Return the lines that run from the line containing "Convert this document image to plain text." through the end of the entries, both ends included. Leave out all pictures.

──────── Supplied records ────────

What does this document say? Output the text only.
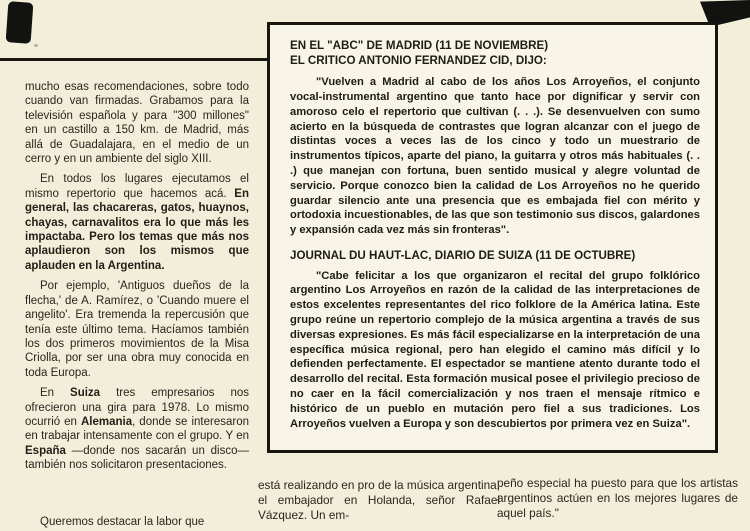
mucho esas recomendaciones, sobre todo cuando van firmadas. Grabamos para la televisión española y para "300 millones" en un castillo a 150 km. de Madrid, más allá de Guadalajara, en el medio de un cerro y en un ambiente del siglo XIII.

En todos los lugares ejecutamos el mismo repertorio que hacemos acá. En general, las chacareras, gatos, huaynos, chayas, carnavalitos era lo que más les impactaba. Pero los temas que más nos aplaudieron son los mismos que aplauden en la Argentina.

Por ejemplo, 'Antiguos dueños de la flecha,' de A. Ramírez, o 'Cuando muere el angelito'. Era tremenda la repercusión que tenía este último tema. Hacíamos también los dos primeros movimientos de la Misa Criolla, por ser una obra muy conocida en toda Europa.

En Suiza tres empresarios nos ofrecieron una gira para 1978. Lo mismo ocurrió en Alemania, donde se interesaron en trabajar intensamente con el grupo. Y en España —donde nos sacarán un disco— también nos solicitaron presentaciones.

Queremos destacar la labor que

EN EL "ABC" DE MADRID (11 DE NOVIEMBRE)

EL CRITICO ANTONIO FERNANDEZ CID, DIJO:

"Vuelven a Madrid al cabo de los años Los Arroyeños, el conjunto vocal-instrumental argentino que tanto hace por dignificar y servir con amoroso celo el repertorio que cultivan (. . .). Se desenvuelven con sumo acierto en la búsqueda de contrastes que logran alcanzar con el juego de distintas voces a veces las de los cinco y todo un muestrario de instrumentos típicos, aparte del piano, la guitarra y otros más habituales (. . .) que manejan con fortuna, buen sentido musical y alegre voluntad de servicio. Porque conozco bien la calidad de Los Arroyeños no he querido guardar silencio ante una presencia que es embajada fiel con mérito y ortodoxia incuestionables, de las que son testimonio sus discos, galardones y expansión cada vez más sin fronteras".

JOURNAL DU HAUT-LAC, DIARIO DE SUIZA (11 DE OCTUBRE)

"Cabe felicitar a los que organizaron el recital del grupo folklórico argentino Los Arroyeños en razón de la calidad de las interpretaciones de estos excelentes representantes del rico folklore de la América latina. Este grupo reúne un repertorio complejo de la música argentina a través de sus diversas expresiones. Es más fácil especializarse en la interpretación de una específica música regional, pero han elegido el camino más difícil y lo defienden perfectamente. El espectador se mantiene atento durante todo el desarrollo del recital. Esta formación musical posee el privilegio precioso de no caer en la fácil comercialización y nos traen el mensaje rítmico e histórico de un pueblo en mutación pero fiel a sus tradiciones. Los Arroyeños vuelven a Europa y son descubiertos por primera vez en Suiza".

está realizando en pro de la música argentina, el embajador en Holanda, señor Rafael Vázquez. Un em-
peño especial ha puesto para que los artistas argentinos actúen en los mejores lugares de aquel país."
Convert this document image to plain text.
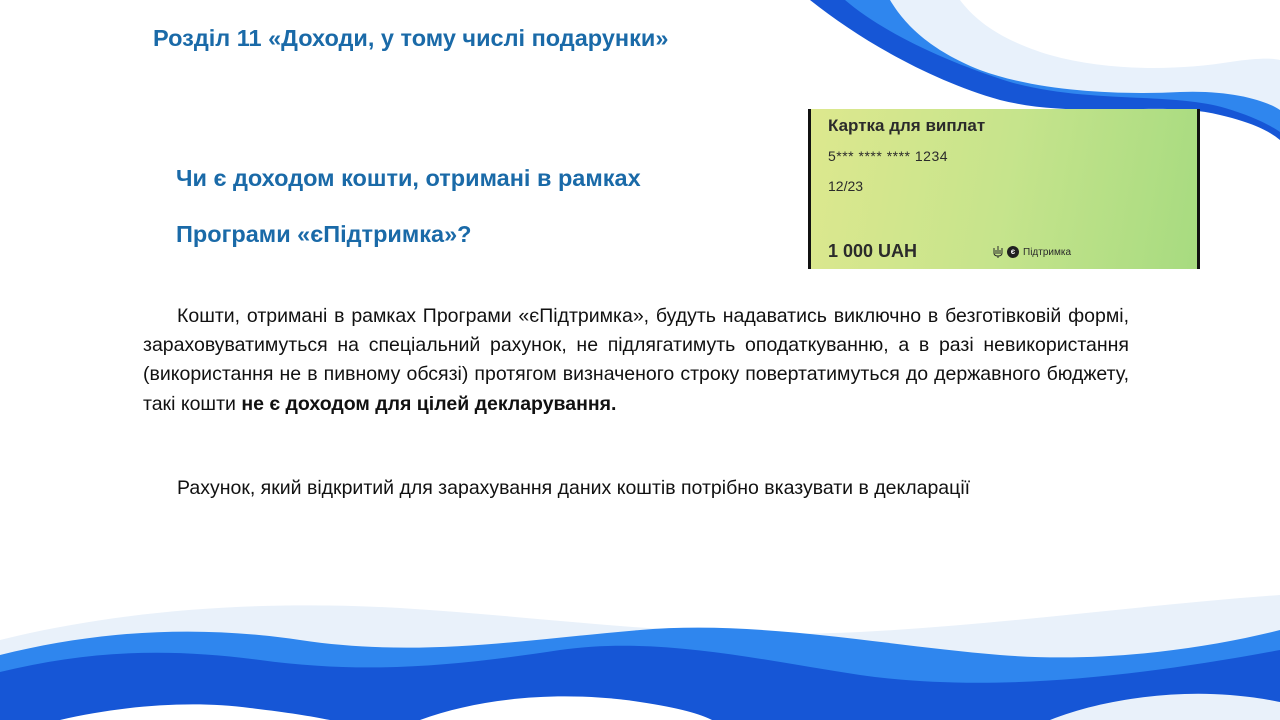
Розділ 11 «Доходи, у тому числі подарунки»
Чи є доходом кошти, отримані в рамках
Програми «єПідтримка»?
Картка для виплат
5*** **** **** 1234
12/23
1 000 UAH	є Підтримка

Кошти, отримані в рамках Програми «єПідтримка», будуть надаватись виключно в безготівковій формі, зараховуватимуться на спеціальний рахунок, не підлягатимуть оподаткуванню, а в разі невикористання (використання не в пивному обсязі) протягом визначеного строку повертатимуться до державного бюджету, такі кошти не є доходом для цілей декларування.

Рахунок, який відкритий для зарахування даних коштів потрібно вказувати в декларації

────────

- **Response**:
Convert this document image to plain text.
Розділ 11 «Доходи, у тому числі подарунки»
Чи є доходом кошти, отримані в рамках
Програми «єПідтримка»?
Картка для виплат
5*** **** **** 1234
12/23
1 000 UAH	є Підтримка

Кошти, отримані в рамках Програми «єПідтримка», будуть надаватись виключно в безготівковій формі, зараховуватимуться на спеціальний рахунок, не підлягатимуть оподаткуванню, а в разі невикористання (використання не в пивному обсязі) протягом визначеного строку повертатимуться до державного бюджету, такі кошти не є доходом для цілей декларування.

Рахунок, який відкритий для зарахування даних коштів потрібно вказувати в декларації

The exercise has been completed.